**** Data rows ****
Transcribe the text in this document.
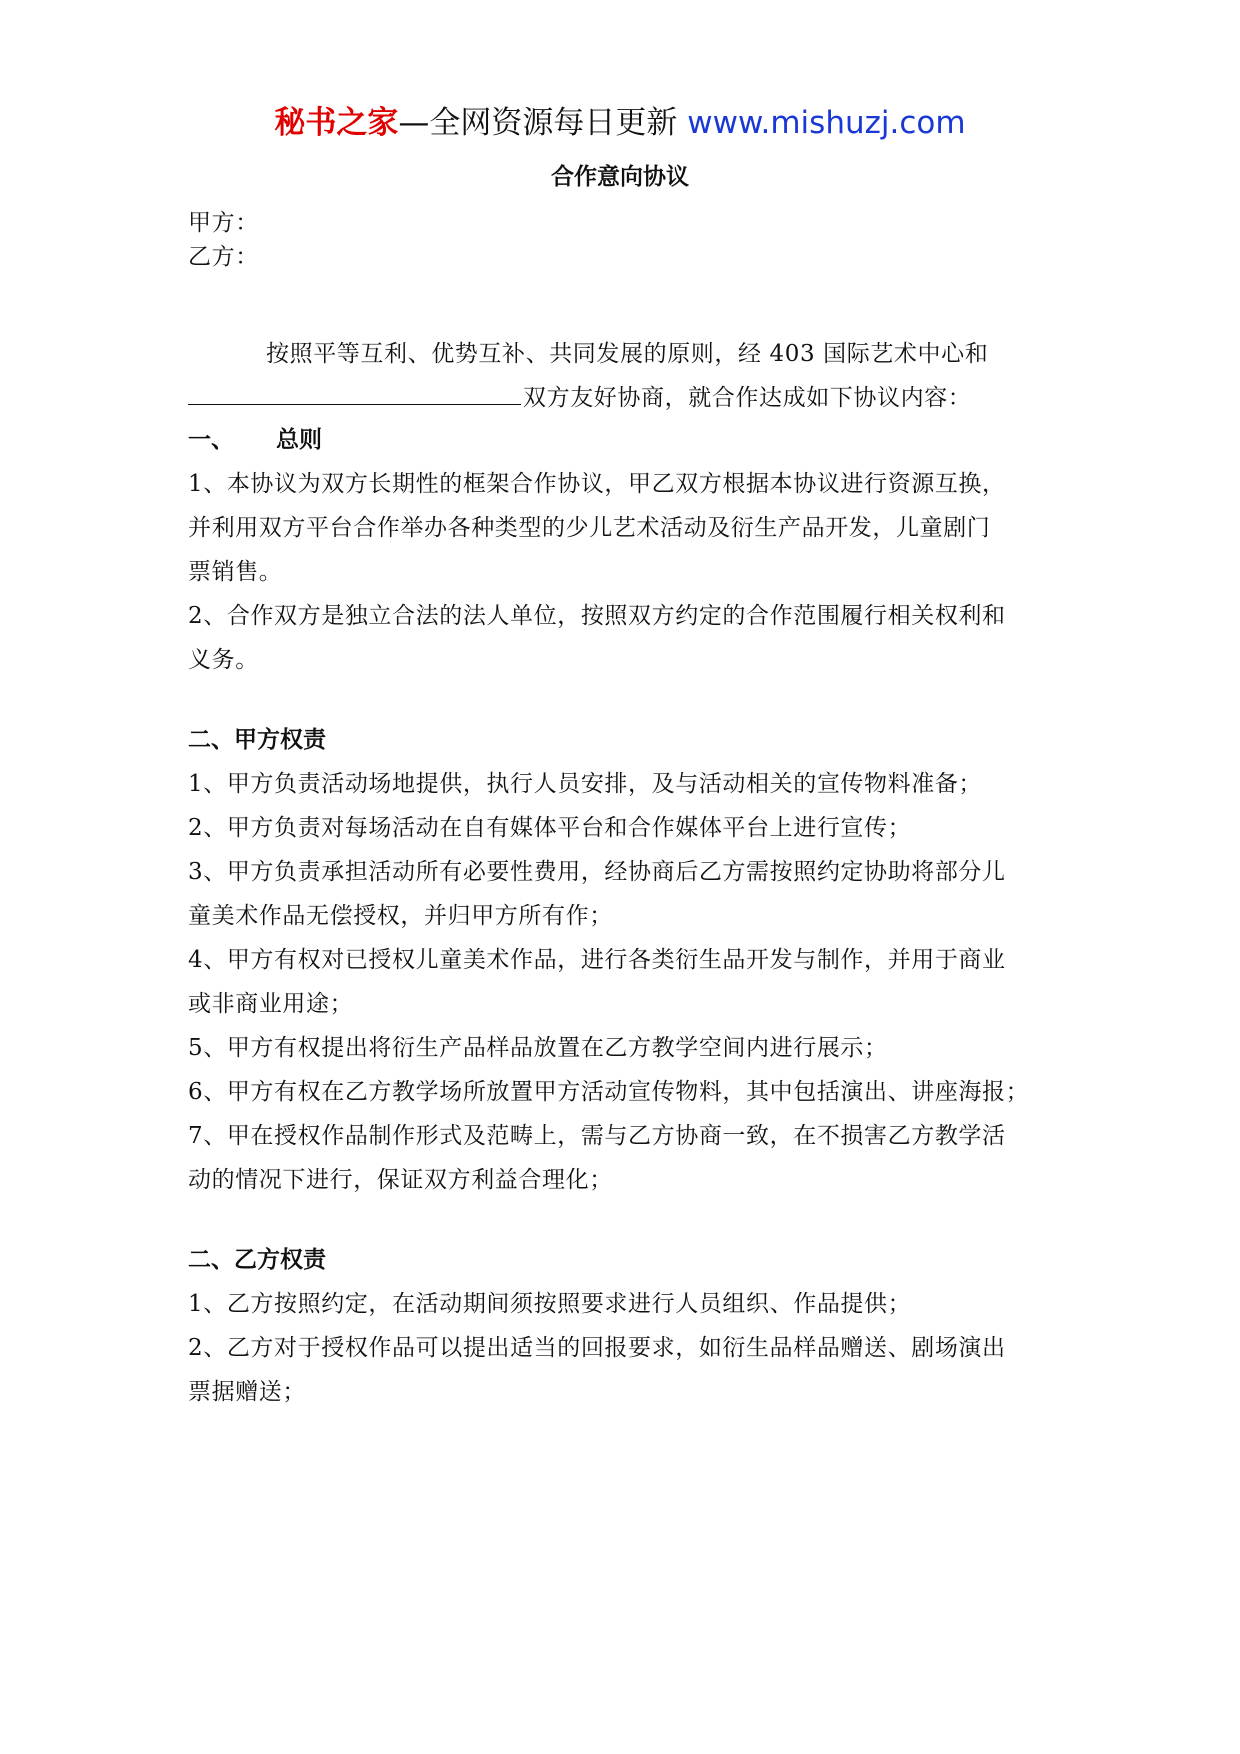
秘书之家—全网资源每日更新 www.mishuzj.com
合作意向协议
甲方：
乙方：
按照平等互利、优势互补、共同发展的原则，经 403 国际艺术中心和
双方友好协商，就合作达成如下协议内容：
一、 总则
1、本协议为双方长期性的框架合作协议，甲乙双方根据本协议进行资源互换，
并利用双方平台合作举办各种类型的少儿艺术活动及衍生产品开发，儿童剧门
票销售。
2、合作双方是独立合法的法人单位，按照双方约定的合作范围履行相关权利和
义务。
二、甲方权责
1、甲方负责活动场地提供，执行人员安排，及与活动相关的宣传物料准备；
2、甲方负责对每场活动在自有媒体平台和合作媒体平台上进行宣传；
3、甲方负责承担活动所有必要性费用，经协商后乙方需按照约定协助将部分儿
童美术作品无偿授权，并归甲方所有作；
4、甲方有权对已授权儿童美术作品，进行各类衍生品开发与制作，并用于商业
或非商业用途；
5、甲方有权提出将衍生产品样品放置在乙方教学空间内进行展示；
6、甲方有权在乙方教学场所放置甲方活动宣传物料，其中包括演出、讲座海报；
7、甲在授权作品制作形式及范畴上，需与乙方协商一致，在不损害乙方教学活
动的情况下进行，保证双方利益合理化；
二、乙方权责
1、乙方按照约定，在活动期间须按照要求进行人员组织、作品提供；
2、乙方对于授权作品可以提出适当的回报要求，如衍生品样品赠送、剧场演出
票据赠送；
****
Aim of the exercise :: Without the pictures, reproduce every line of the records above exactly.

The solution ::
Transcribe the text in this document.
秘书之家—全网资源每日更新 www.mishuzj.com
合作意向协议
甲方：
乙方：
按照平等互利、优势互补、共同发展的原则，经 403 国际艺术中心和
双方友好协商，就合作达成如下协议内容：
一、 总则
1、本协议为双方长期性的框架合作协议，甲乙双方根据本协议进行资源互换，
并利用双方平台合作举办各种类型的少儿艺术活动及衍生产品开发，儿童剧门
票销售。
2、合作双方是独立合法的法人单位，按照双方约定的合作范围履行相关权利和
义务。
二、甲方权责
1、甲方负责活动场地提供，执行人员安排，及与活动相关的宣传物料准备；
2、甲方负责对每场活动在自有媒体平台和合作媒体平台上进行宣传；
3、甲方负责承担活动所有必要性费用，经协商后乙方需按照约定协助将部分儿
童美术作品无偿授权，并归甲方所有作；
4、甲方有权对已授权儿童美术作品，进行各类衍生品开发与制作，并用于商业
或非商业用途；
5、甲方有权提出将衍生产品样品放置在乙方教学空间内进行展示；
6、甲方有权在乙方教学场所放置甲方活动宣传物料，其中包括演出、讲座海报；
7、甲在授权作品制作形式及范畴上，需与乙方协商一致，在不损害乙方教学活
动的情况下进行，保证双方利益合理化；
二、乙方权责
1、乙方按照约定，在活动期间须按照要求进行人员组织、作品提供；
2、乙方对于授权作品可以提出适当的回报要求，如衍生品样品赠送、剧场演出
票据赠送；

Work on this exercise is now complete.